PROVIDED RECORDS

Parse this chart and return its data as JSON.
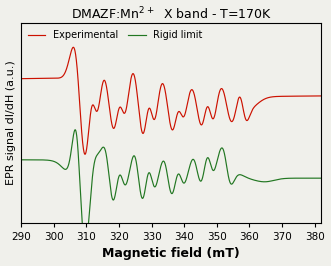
{
  "title": "DMAZF:Mn$^{2+}$  X band - T=170K",
  "xlabel": "Magnetic field (mT)",
  "ylabel": "EPR signal dI/dH (a.u.)",
  "xlim": [
    290,
    382
  ],
  "xticks": [
    290,
    300,
    310,
    320,
    330,
    340,
    350,
    360,
    370,
    380
  ],
  "bg_color": "#f0f0eb",
  "exp_color": "#cc1100",
  "rigid_color": "#227722",
  "legend_exp": "Experimental",
  "legend_rigid": "Rigid limit",
  "title_fontsize": 9,
  "xlabel_fontsize": 9,
  "ylabel_fontsize": 8,
  "tick_fontsize": 7.5
}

BRIEF
Make an exact copy of all entries above, dropping the images.

WRITTEN SOLUTION
Parse this chart and return its data as JSON.
{
  "title": "DMAZF:Mn$^{2+}$  X band - T=170K",
  "xlabel": "Magnetic field (mT)",
  "ylabel": "EPR signal dI/dH (a.u.)",
  "xlim": [
    290,
    382
  ],
  "xticks": [
    290,
    300,
    310,
    320,
    330,
    340,
    350,
    360,
    370,
    380
  ],
  "bg_color": "#f0f0eb",
  "exp_color": "#cc1100",
  "rigid_color": "#227722",
  "legend_exp": "Experimental",
  "legend_rigid": "Rigid limit",
  "title_fontsize": 9,
  "xlabel_fontsize": 9,
  "ylabel_fontsize": 8,
  "tick_fontsize": 7.5
}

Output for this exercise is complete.